WRITTEN EXERCISE: Your task is to transcribe the records exactly, skipping every image.

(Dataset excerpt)
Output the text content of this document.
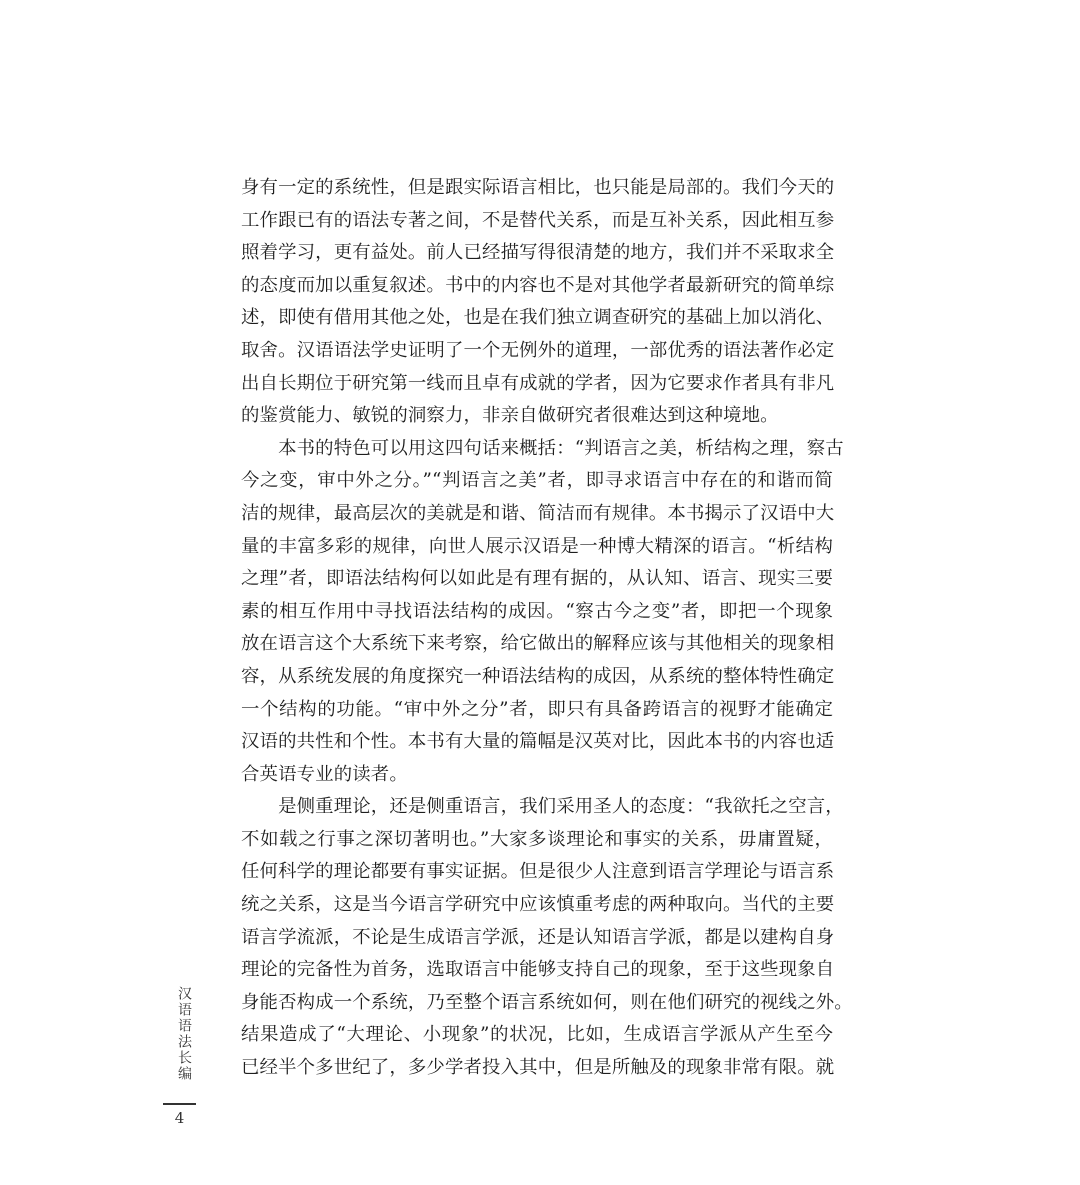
身有一定的系统性，但是跟实际语言相比，也只能是局部的。我们今天的
工作跟已有的语法专著之间，不是替代关系，而是互补关系，因此相互参
照着学习，更有益处。前人已经描写得很清楚的地方，我们并不采取求全
的态度而加以重复叙述。书中的内容也不是对其他学者最新研究的简单综
述，即使有借用其他之处，也是在我们独立调查研究的基础上加以消化、
取舍。汉语语法学史证明了一个无例外的道理，一部优秀的语法著作必定
出自长期位于研究第一线而且卓有成就的学者，因为它要求作者具有非凡
的鉴赏能力、敏锐的洞察力，非亲自做研究者很难达到这种境地。
　　本书的特色可以用这四句话来概括：“判语言之美，析结构之理，察古
今之变，审中外之分。”“判语言之美”者，即寻求语言中存在的和谐而简
洁的规律，最高层次的美就是和谐、简洁而有规律。本书揭示了汉语中大
量的丰富多彩的规律，向世人展示汉语是一种博大精深的语言。“析结构
之理”者，即语法结构何以如此是有理有据的，从认知、语言、现实三要
素的相互作用中寻找语法结构的成因。“察古今之变”者，即把一个现象
放在语言这个大系统下来考察，给它做出的解释应该与其他相关的现象相
容，从系统发展的角度探究一种语法结构的成因，从系统的整体特性确定
一个结构的功能。“审中外之分”者，即只有具备跨语言的视野才能确定
汉语的共性和个性。本书有大量的篇幅是汉英对比，因此本书的内容也适
合英语专业的读者。
　　是侧重理论，还是侧重语言，我们采用圣人的态度：“我欲托之空言，
不如载之行事之深切著明也。”大家多谈理论和事实的关系，毋庸置疑，
任何科学的理论都要有事实证据。但是很少人注意到语言学理论与语言系
统之关系，这是当今语言学研究中应该慎重考虑的两种取向。当代的主要
语言学流派，不论是生成语言学派，还是认知语言学派，都是以建构自身
理论的完备性为首务，选取语言中能够支持自己的现象，至于这些现象自
身能否构成一个系统，乃至整个语言系统如何，则在他们研究的视线之外。
结果造成了“大理论、小现象”的状况，比如，生成语言学派从产生至今
已经半个多世纪了，多少学者投入其中，但是所触及的现象非常有限。就
汉语语法长编
4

THE RESULT:
Output the text content of this document.
身有一定的系统性，但是跟实际语言相比，也只能是局部的。我们今天的
工作跟已有的语法专著之间，不是替代关系，而是互补关系，因此相互参
照着学习，更有益处。前人已经描写得很清楚的地方，我们并不采取求全
的态度而加以重复叙述。书中的内容也不是对其他学者最新研究的简单综
述，即使有借用其他之处，也是在我们独立调查研究的基础上加以消化、
取舍。汉语语法学史证明了一个无例外的道理，一部优秀的语法著作必定
出自长期位于研究第一线而且卓有成就的学者，因为它要求作者具有非凡
的鉴赏能力、敏锐的洞察力，非亲自做研究者很难达到这种境地。
　　本书的特色可以用这四句话来概括：“判语言之美，析结构之理，察古
今之变，审中外之分。”“判语言之美”者，即寻求语言中存在的和谐而简
洁的规律，最高层次的美就是和谐、简洁而有规律。本书揭示了汉语中大
量的丰富多彩的规律，向世人展示汉语是一种博大精深的语言。“析结构
之理”者，即语法结构何以如此是有理有据的，从认知、语言、现实三要
素的相互作用中寻找语法结构的成因。“察古今之变”者，即把一个现象
放在语言这个大系统下来考察，给它做出的解释应该与其他相关的现象相
容，从系统发展的角度探究一种语法结构的成因，从系统的整体特性确定
一个结构的功能。“审中外之分”者，即只有具备跨语言的视野才能确定
汉语的共性和个性。本书有大量的篇幅是汉英对比，因此本书的内容也适
合英语专业的读者。
　　是侧重理论，还是侧重语言，我们采用圣人的态度：“我欲托之空言，
不如载之行事之深切著明也。”大家多谈理论和事实的关系，毋庸置疑，
任何科学的理论都要有事实证据。但是很少人注意到语言学理论与语言系
统之关系，这是当今语言学研究中应该慎重考虑的两种取向。当代的主要
语言学流派，不论是生成语言学派，还是认知语言学派，都是以建构自身
理论的完备性为首务，选取语言中能够支持自己的现象，至于这些现象自
身能否构成一个系统，乃至整个语言系统如何，则在他们研究的视线之外。
结果造成了“大理论、小现象”的状况，比如，生成语言学派从产生至今
已经半个多世纪了，多少学者投入其中，但是所触及的现象非常有限。就
汉语语法长编
4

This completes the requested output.